### DATA RECORDS ###

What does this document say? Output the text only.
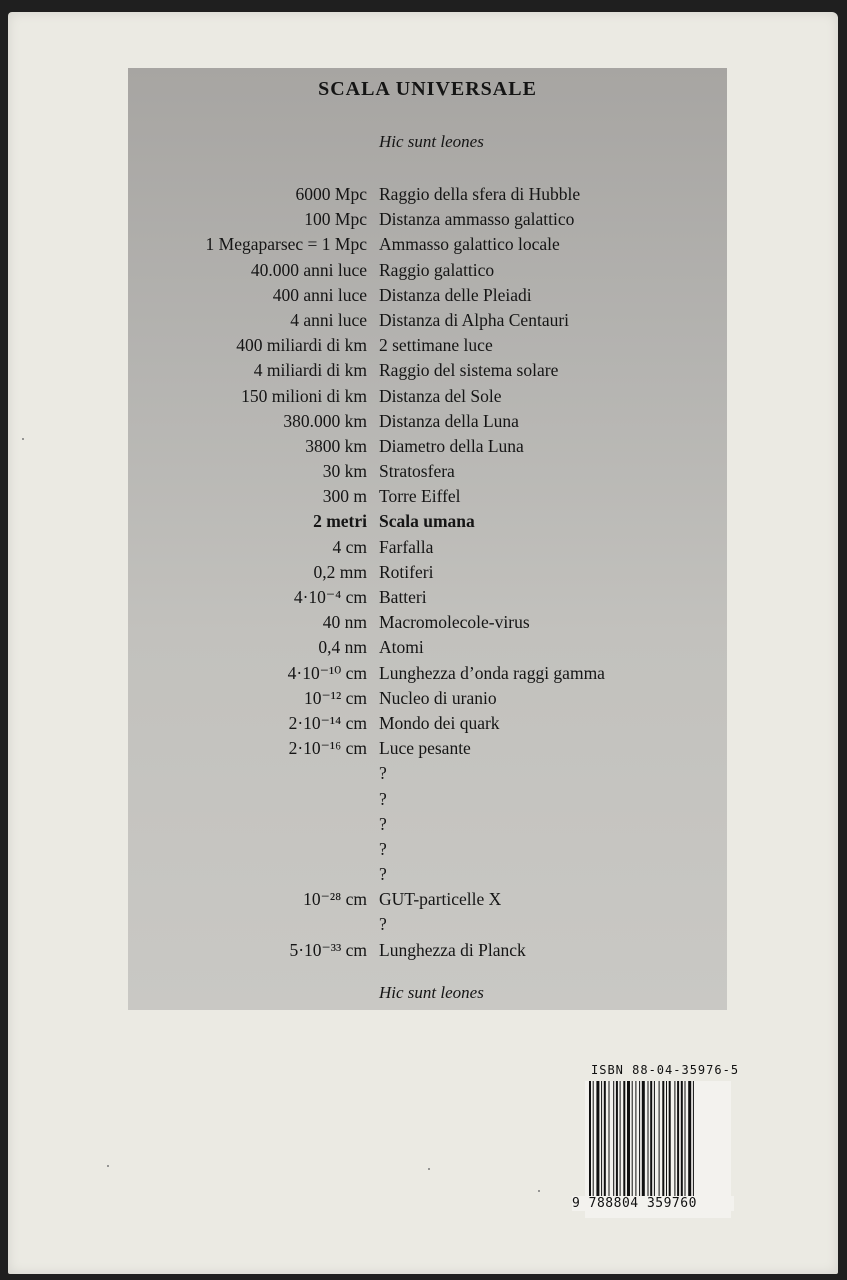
SCALA UNIVERSALE
Hic sunt leones
6000 Mpc Raggio della sfera di Hubble
100 Mpc Distanza ammasso galattico
1 Megaparsec = 1 Mpc Ammasso galattico locale
40.000 anni luce Raggio galattico
400 anni luce Distanza delle Pleiadi
4 anni luce Distanza di Alpha Centauri
400 miliardi di km 2 settimane luce
4 miliardi di km Raggio del sistema solare
150 milioni di km Distanza del Sole
380.000 km Distanza della Luna
3800 km Diametro della Luna
30 km Stratosfera
300 m Torre Eiffel
2 metri Scala umana
4 cm Farfalla
0,2 mm Rotiferi
4·10⁻⁴ cm Batteri
40 nm Macromolecole-virus
0,4 nm Atomi
4·10⁻¹⁰ cm Lunghezza d’onda raggi gamma
10⁻¹² cm Nucleo di uranio
2·10⁻¹⁴ cm Mondo dei quark
2·10⁻¹⁶ cm Luce pesante
?
?
?
?
?
10⁻²⁸ cm GUT-particelle X
?
5·10⁻³³ cm Lunghezza di Planck
Hic sunt leones
ISBN 88-04-35976-5
9 788804 359760
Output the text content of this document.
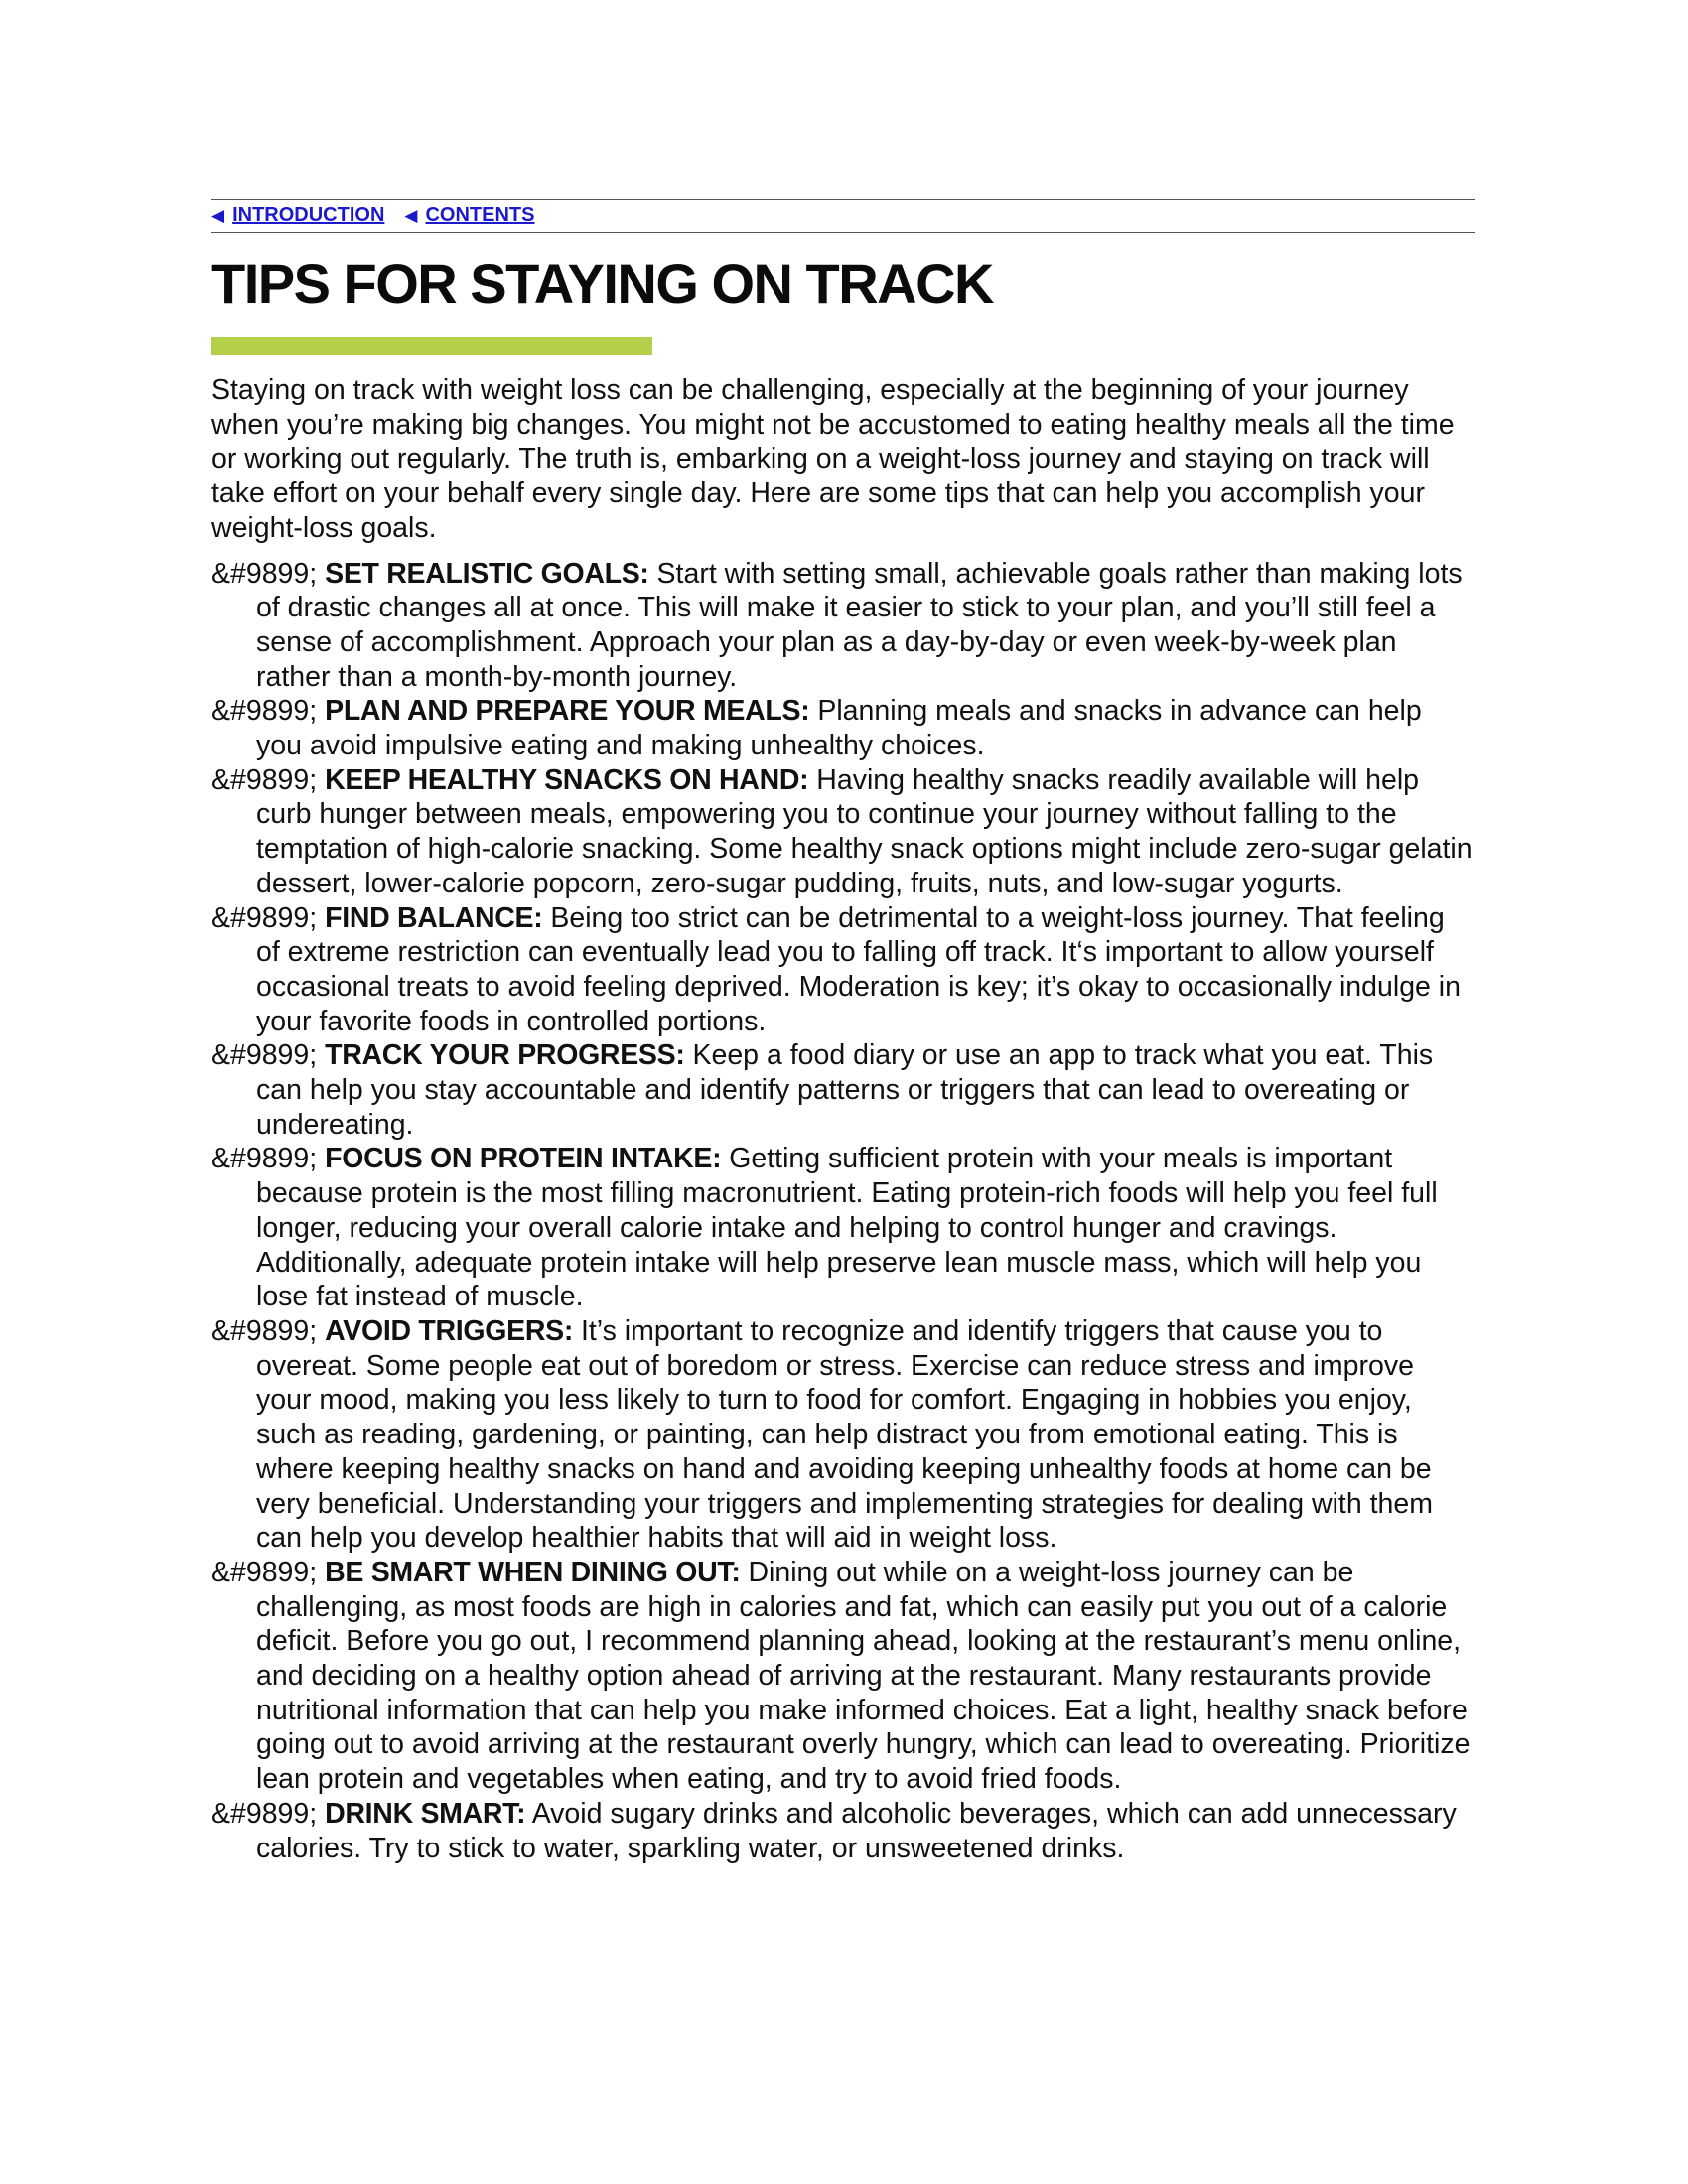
◀ INTRODUCTION ◀ CONTENTS
TIPS FOR STAYING ON TRACK

Staying on track with weight loss can be challenging, especially at the beginning of your journey when you’re making big changes. You might not be accustomed to eating healthy meals all the time or working out regularly. The truth is, embarking on a weight-loss journey and staying on track will take effort on your behalf every single day. Here are some tips that can help you accomplish your weight-loss goals.

&#9899; SET REALISTIC GOALS: Start with setting small, achievable goals rather than making lots of drastic changes all at once. This will make it easier to stick to your plan, and you’ll still feel a sense of accomplishment. Approach your plan as a day-by-day or even week-by-week plan rather than a month-by-month journey.
&#9899; PLAN AND PREPARE YOUR MEALS: Planning meals and snacks in advance can help you avoid impulsive eating and making unhealthy choices.
&#9899; KEEP HEALTHY SNACKS ON HAND: Having healthy snacks readily available will help curb hunger between meals, empowering you to continue your journey without falling to the temptation of high-calorie snacking. Some healthy snack options might include zero-sugar gelatin dessert, lower-calorie popcorn, zero-sugar pudding, fruits, nuts, and low-sugar yogurts.
&#9899; FIND BALANCE: Being too strict can be detrimental to a weight-loss journey. That feeling of extreme restriction can eventually lead you to falling off track. It‘s important to allow yourself occasional treats to avoid feeling deprived. Moderation is key; it’s okay to occasionally indulge in your favorite foods in controlled portions.
&#9899; TRACK YOUR PROGRESS: Keep a food diary or use an app to track what you eat. This can help you stay accountable and identify patterns or triggers that can lead to overeating or undereating.
&#9899; FOCUS ON PROTEIN INTAKE: Getting sufficient protein with your meals is important because protein is the most filling macronutrient. Eating protein-rich foods will help you feel full longer, reducing your overall calorie intake and helping to control hunger and cravings. Additionally, adequate protein intake will help preserve lean muscle mass, which will help you lose fat instead of muscle.
&#9899; AVOID TRIGGERS: It’s important to recognize and identify triggers that cause you to overeat. Some people eat out of boredom or stress. Exercise can reduce stress and improve your mood, making you less likely to turn to food for comfort. Engaging in hobbies you enjoy, such as reading, gardening, or painting, can help distract you from emotional eating. This is where keeping healthy snacks on hand and avoiding keeping unhealthy foods at home can be very beneficial. Understanding your triggers and implementing strategies for dealing with them can help you develop healthier habits that will aid in weight loss.
&#9899; BE SMART WHEN DINING OUT: Dining out while on a weight-loss journey can be challenging, as most foods are high in calories and fat, which can easily put you out of a calorie deficit. Before you go out, I recommend planning ahead, looking at the restaurant’s menu online, and deciding on a healthy option ahead of arriving at the restaurant. Many restaurants provide nutritional information that can help you make informed choices. Eat a light, healthy snack before going out to avoid arriving at the restaurant overly hungry, which can lead to overeating. Prioritize lean protein and vegetables when eating, and try to avoid fried foods.
&#9899; DRINK SMART: Avoid sugary drinks and alcoholic beverages, which can add unnecessary calories. Try to stick to water, sparkling water, or unsweetened drinks.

###

• **WHAT THE TASK ASKS**
For the word "galattico", show every line of the entries that holds it.

• **RESULT OF THIS TASK**
100 Mpc Distanza ammasso galattico
1 Megaparsec = 1 Mpc Ammasso galattico locale
40.000 anni luce Raggio galattico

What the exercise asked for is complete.